Provided records:
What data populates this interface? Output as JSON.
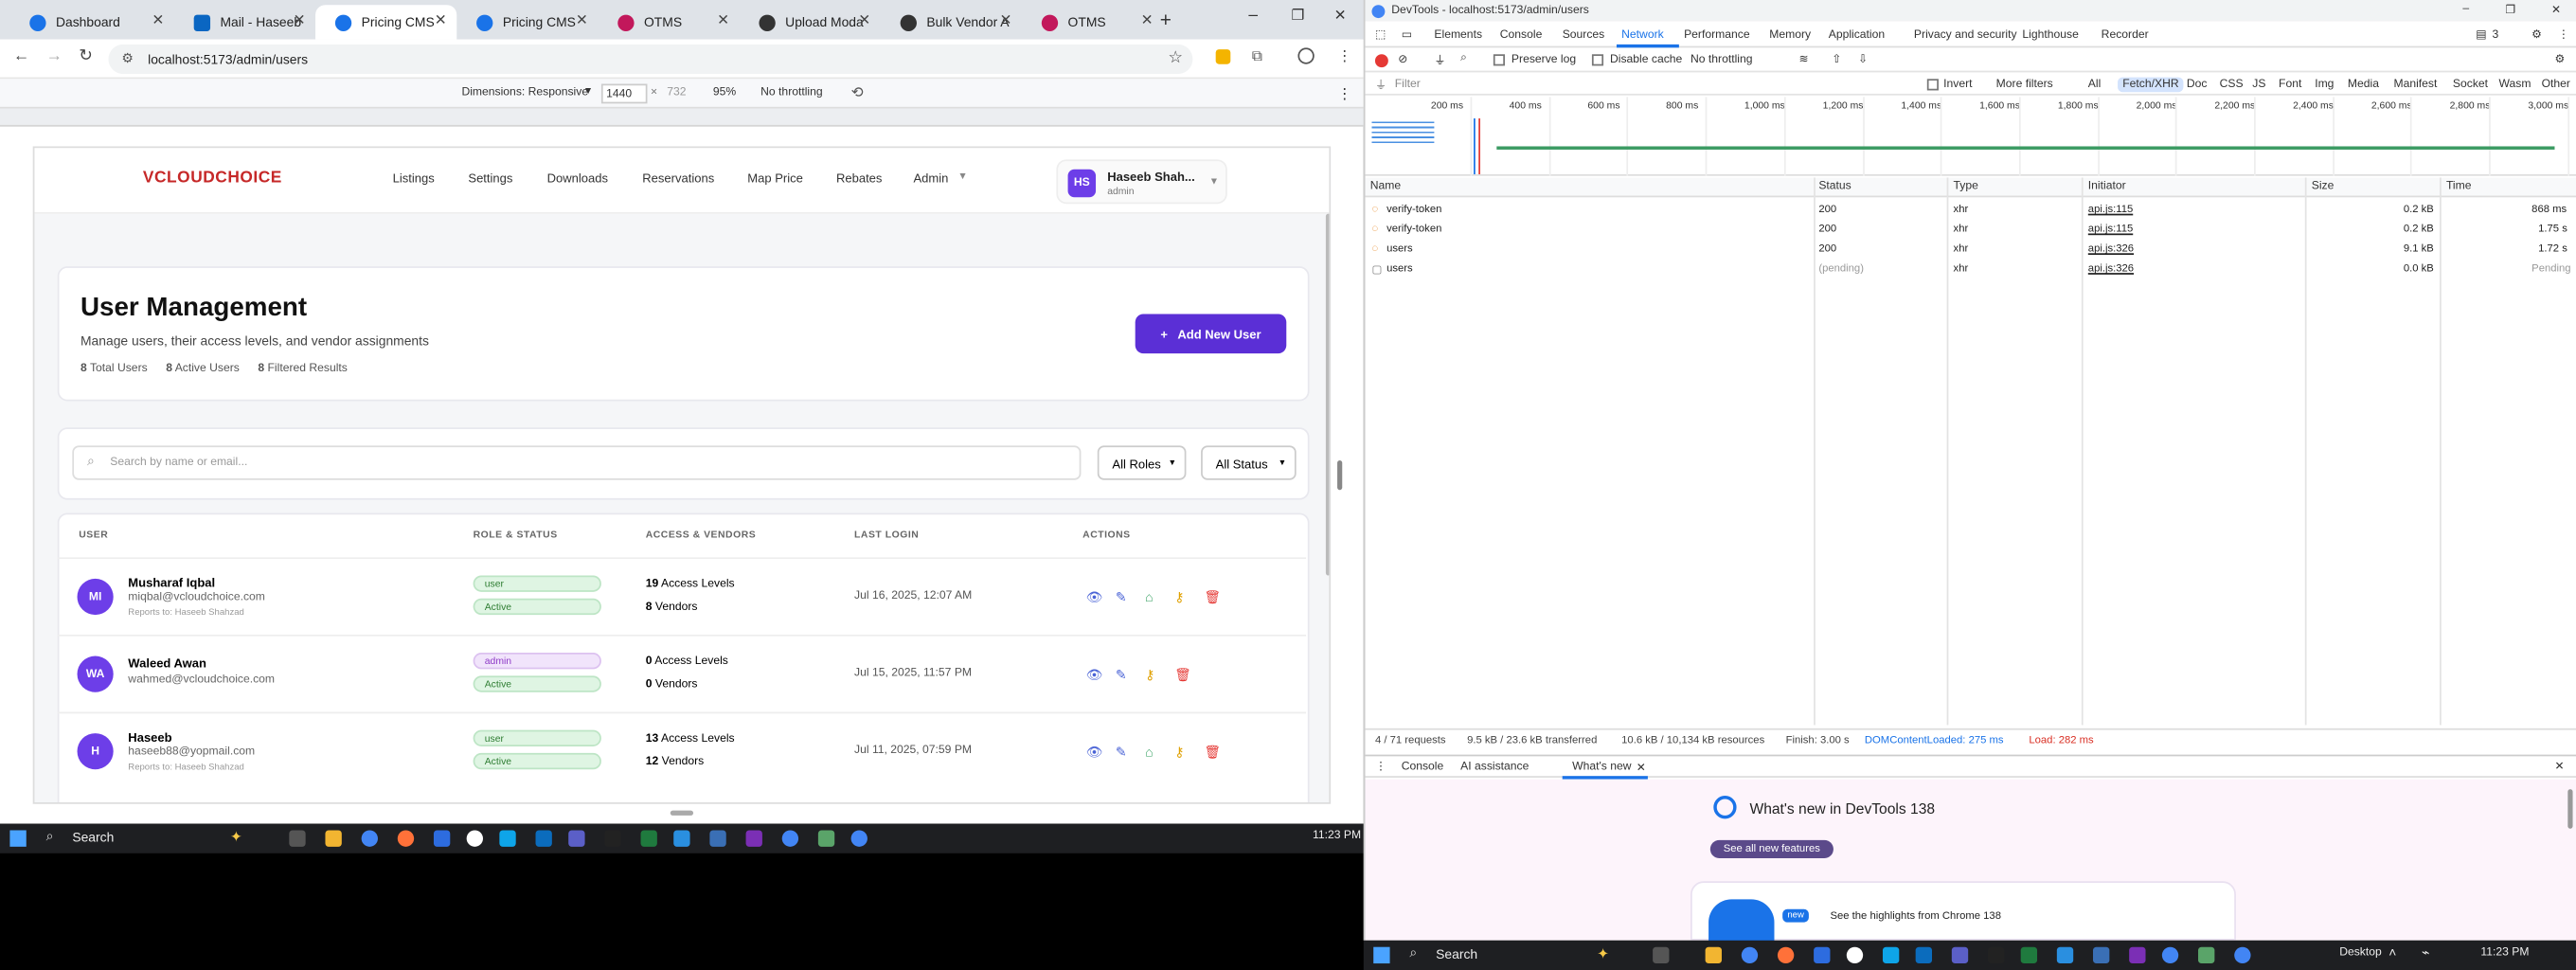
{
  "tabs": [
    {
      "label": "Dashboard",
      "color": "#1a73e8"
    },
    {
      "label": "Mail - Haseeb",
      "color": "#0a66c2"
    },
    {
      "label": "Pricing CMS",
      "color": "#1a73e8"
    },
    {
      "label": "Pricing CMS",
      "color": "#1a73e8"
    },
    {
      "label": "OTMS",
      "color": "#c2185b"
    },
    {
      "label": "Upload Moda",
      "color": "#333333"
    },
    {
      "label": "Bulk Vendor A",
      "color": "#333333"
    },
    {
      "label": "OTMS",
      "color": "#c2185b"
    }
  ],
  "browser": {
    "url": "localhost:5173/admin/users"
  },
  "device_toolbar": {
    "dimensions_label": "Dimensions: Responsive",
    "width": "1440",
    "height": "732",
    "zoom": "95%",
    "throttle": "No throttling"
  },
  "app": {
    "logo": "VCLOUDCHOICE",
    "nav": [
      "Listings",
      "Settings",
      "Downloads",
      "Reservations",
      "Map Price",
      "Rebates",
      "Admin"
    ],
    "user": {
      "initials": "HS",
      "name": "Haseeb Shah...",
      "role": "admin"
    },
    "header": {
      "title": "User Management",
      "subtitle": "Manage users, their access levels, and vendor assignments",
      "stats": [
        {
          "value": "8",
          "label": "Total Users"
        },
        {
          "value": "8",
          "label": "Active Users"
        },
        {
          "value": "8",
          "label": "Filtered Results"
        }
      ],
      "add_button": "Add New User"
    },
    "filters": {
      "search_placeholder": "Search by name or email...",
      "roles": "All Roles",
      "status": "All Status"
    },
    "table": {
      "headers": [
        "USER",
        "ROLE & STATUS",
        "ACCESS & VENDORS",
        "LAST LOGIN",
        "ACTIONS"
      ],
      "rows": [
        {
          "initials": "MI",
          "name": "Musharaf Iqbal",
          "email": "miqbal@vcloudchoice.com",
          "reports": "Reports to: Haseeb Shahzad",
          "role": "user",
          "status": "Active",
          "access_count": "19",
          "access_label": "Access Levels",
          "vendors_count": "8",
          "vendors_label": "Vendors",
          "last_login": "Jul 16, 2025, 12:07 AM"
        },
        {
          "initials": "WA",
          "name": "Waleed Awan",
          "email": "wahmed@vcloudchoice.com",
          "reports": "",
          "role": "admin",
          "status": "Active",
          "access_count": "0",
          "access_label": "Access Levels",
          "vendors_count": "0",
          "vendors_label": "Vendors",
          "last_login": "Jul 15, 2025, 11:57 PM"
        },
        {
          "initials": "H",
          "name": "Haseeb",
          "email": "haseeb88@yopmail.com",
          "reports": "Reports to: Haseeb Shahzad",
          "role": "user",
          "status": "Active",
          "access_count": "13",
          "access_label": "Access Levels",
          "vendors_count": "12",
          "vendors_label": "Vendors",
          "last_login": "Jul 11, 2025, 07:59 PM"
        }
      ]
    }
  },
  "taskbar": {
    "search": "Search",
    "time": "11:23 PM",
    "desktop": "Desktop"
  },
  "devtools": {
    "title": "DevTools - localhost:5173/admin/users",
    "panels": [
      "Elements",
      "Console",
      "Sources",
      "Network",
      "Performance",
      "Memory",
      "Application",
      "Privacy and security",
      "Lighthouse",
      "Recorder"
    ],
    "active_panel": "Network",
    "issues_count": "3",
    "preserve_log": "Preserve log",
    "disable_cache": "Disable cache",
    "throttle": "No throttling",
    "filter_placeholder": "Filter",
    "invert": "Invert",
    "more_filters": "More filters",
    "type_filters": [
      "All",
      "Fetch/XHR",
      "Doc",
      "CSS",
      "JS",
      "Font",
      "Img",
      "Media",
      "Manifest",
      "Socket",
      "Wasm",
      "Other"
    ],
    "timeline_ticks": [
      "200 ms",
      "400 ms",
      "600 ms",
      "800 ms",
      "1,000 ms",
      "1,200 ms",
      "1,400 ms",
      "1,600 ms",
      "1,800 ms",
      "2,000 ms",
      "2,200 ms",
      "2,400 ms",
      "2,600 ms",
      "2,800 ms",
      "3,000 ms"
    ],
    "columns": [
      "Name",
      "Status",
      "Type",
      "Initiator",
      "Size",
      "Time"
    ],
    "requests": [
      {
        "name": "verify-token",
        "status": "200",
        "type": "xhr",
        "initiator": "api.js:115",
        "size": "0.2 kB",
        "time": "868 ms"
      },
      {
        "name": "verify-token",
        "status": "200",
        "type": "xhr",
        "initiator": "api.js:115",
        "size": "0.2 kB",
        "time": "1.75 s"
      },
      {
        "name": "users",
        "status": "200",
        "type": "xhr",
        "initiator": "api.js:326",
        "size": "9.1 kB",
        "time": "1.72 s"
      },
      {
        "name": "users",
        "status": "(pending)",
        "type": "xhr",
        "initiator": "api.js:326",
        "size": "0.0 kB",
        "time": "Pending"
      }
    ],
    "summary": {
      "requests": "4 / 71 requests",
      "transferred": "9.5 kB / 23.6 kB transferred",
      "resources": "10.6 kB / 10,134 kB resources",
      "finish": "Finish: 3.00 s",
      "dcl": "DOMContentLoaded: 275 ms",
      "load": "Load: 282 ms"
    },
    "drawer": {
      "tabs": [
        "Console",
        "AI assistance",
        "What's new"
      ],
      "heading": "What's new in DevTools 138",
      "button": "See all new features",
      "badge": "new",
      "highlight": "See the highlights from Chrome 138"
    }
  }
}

Stated exercise: Extract the text of all the records above verbatim, excluding pictures.

The completed task:
What data populates this interface? Output as JSON.
{
  "tabs": [
    {
      "label": "Dashboard",
      "color": "#1a73e8"
    },
    {
      "label": "Mail - Haseeb",
      "color": "#0a66c2"
    },
    {
      "label": "Pricing CMS",
      "color": "#1a73e8"
    },
    {
      "label": "Pricing CMS",
      "color": "#1a73e8"
    },
    {
      "label": "OTMS",
      "color": "#c2185b"
    },
    {
      "label": "Upload Moda",
      "color": "#333333"
    },
    {
      "label": "Bulk Vendor A",
      "color": "#333333"
    },
    {
      "label": "OTMS",
      "color": "#c2185b"
    }
  ],
  "browser": {
    "url": "localhost:5173/admin/users"
  },
  "device_toolbar": {
    "dimensions_label": "Dimensions: Responsive",
    "width": "1440",
    "height": "732",
    "zoom": "95%",
    "throttle": "No throttling"
  },
  "app": {
    "logo": "VCLOUDCHOICE",
    "nav": [
      "Listings",
      "Settings",
      "Downloads",
      "Reservations",
      "Map Price",
      "Rebates",
      "Admin"
    ],
    "user": {
      "initials": "HS",
      "name": "Haseeb Shah...",
      "role": "admin"
    },
    "header": {
      "title": "User Management",
      "subtitle": "Manage users, their access levels, and vendor assignments",
      "stats": [
        {
          "value": "8",
          "label": "Total Users"
        },
        {
          "value": "8",
          "label": "Active Users"
        },
        {
          "value": "8",
          "label": "Filtered Results"
        }
      ],
      "add_button": "Add New User"
    },
    "filters": {
      "search_placeholder": "Search by name or email...",
      "roles": "All Roles",
      "status": "All Status"
    },
    "table": {
      "headers": [
        "USER",
        "ROLE & STATUS",
        "ACCESS & VENDORS",
        "LAST LOGIN",
        "ACTIONS"
      ],
      "rows": [
        {
          "initials": "MI",
          "name": "Musharaf Iqbal",
          "email": "miqbal@vcloudchoice.com",
          "reports": "Reports to: Haseeb Shahzad",
          "role": "user",
          "status": "Active",
          "access_count": "19",
          "access_label": "Access Levels",
          "vendors_count": "8",
          "vendors_label": "Vendors",
          "last_login": "Jul 16, 2025, 12:07 AM"
        },
        {
          "initials": "WA",
          "name": "Waleed Awan",
          "email": "wahmed@vcloudchoice.com",
          "reports": "",
          "role": "admin",
          "status": "Active",
          "access_count": "0",
          "access_label": "Access Levels",
          "vendors_count": "0",
          "vendors_label": "Vendors",
          "last_login": "Jul 15, 2025, 11:57 PM"
        },
        {
          "initials": "H",
          "name": "Haseeb",
          "email": "haseeb88@yopmail.com",
          "reports": "Reports to: Haseeb Shahzad",
          "role": "user",
          "status": "Active",
          "access_count": "13",
          "access_label": "Access Levels",
          "vendors_count": "12",
          "vendors_label": "Vendors",
          "last_login": "Jul 11, 2025, 07:59 PM"
        }
      ]
    }
  },
  "taskbar": {
    "search": "Search",
    "time": "11:23 PM",
    "desktop": "Desktop"
  },
  "devtools": {
    "title": "DevTools - localhost:5173/admin/users",
    "panels": [
      "Elements",
      "Console",
      "Sources",
      "Network",
      "Performance",
      "Memory",
      "Application",
      "Privacy and security",
      "Lighthouse",
      "Recorder"
    ],
    "active_panel": "Network",
    "issues_count": "3",
    "preserve_log": "Preserve log",
    "disable_cache": "Disable cache",
    "throttle": "No throttling",
    "filter_placeholder": "Filter",
    "invert": "Invert",
    "more_filters": "More filters",
    "type_filters": [
      "All",
      "Fetch/XHR",
      "Doc",
      "CSS",
      "JS",
      "Font",
      "Img",
      "Media",
      "Manifest",
      "Socket",
      "Wasm",
      "Other"
    ],
    "timeline_ticks": [
      "200 ms",
      "400 ms",
      "600 ms",
      "800 ms",
      "1,000 ms",
      "1,200 ms",
      "1,400 ms",
      "1,600 ms",
      "1,800 ms",
      "2,000 ms",
      "2,200 ms",
      "2,400 ms",
      "2,600 ms",
      "2,800 ms",
      "3,000 ms"
    ],
    "columns": [
      "Name",
      "Status",
      "Type",
      "Initiator",
      "Size",
      "Time"
    ],
    "requests": [
      {
        "name": "verify-token",
        "status": "200",
        "type": "xhr",
        "initiator": "api.js:115",
        "size": "0.2 kB",
        "time": "868 ms"
      },
      {
        "name": "verify-token",
        "status": "200",
        "type": "xhr",
        "initiator": "api.js:115",
        "size": "0.2 kB",
        "time": "1.75 s"
      },
      {
        "name": "users",
        "status": "200",
        "type": "xhr",
        "initiator": "api.js:326",
        "size": "9.1 kB",
        "time": "1.72 s"
      },
      {
        "name": "users",
        "status": "(pending)",
        "type": "xhr",
        "initiator": "api.js:326",
        "size": "0.0 kB",
        "time": "Pending"
      }
    ],
    "summary": {
      "requests": "4 / 71 requests",
      "transferred": "9.5 kB / 23.6 kB transferred",
      "resources": "10.6 kB / 10,134 kB resources",
      "finish": "Finish: 3.00 s",
      "dcl": "DOMContentLoaded: 275 ms",
      "load": "Load: 282 ms"
    },
    "drawer": {
      "tabs": [
        "Console",
        "AI assistance",
        "What's new"
      ],
      "heading": "What's new in DevTools 138",
      "button": "See all new features",
      "badge": "new",
      "highlight": "See the highlights from Chrome 138"
    }
  }
}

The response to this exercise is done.